### STATED GOAL
Your reply should be one number: the count of lines holding the word "marker".

***** EXTRACTED INFORMATION

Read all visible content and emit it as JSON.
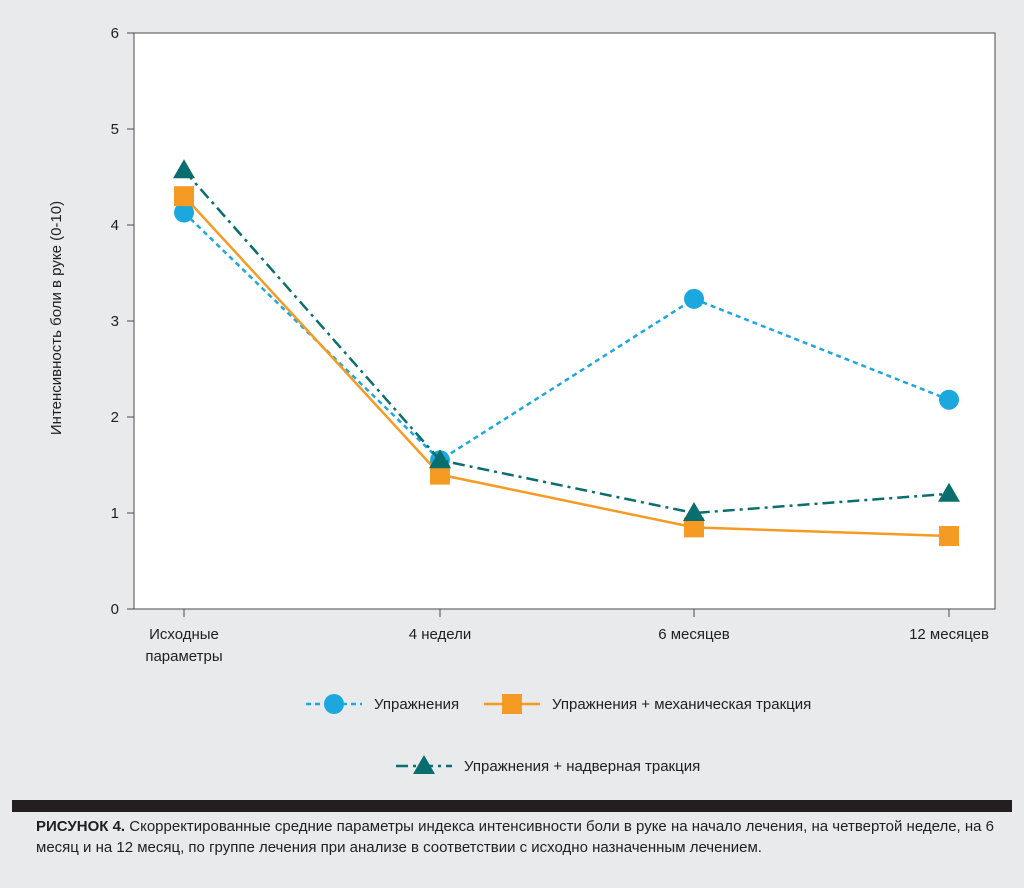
{
  "chart_data": {
    "type": "line",
    "title": "",
    "xlabel": "",
    "ylabel": "Интенсивность боли в руке (0-10)",
    "ylim": [
      0,
      6
    ],
    "yticks": [
      "0",
      "1",
      "2",
      "3",
      "4",
      "5",
      "6"
    ],
    "categories": [
      [
        "Исходные",
        "параметры"
      ],
      [
        "4 недели"
      ],
      [
        "6 месяцев"
      ],
      [
        "12 месяцев"
      ]
    ],
    "grid": false,
    "legend_position": "bottom",
    "series": [
      {
        "name": "Упражнения",
        "values": [
          4.13,
          1.55,
          3.23,
          2.18
        ],
        "color": "#1ba8df",
        "marker": "circle",
        "dash": "dotted"
      },
      {
        "name": "Упражнения + механическая тракция",
        "values": [
          4.3,
          1.4,
          0.85,
          0.76
        ],
        "color": "#f59a23",
        "marker": "square",
        "dash": "solid"
      },
      {
        "name": "Упражнения + надверная тракция",
        "values": [
          4.57,
          1.55,
          1.0,
          1.2
        ],
        "color": "#0b6e6e",
        "marker": "triangle",
        "dash": "dashdot"
      }
    ]
  },
  "caption": {
    "label": "РИСУНОК 4.",
    "text": " Скорректированные средние параметры индекса интенсивности боли в руке на начало лечения, на четвертой неделе, на 6 месяц и на 12 месяц, по группе лечения при анализе в соответствии с исходно назначенным лечением."
  }
}
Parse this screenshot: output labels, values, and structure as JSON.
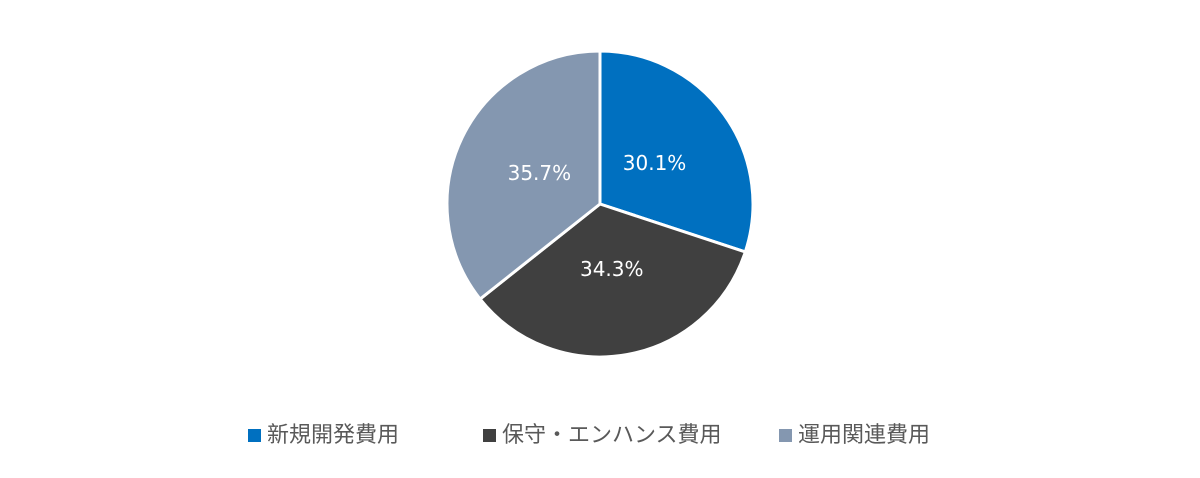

**********

### EXPECTED OUTPUT
3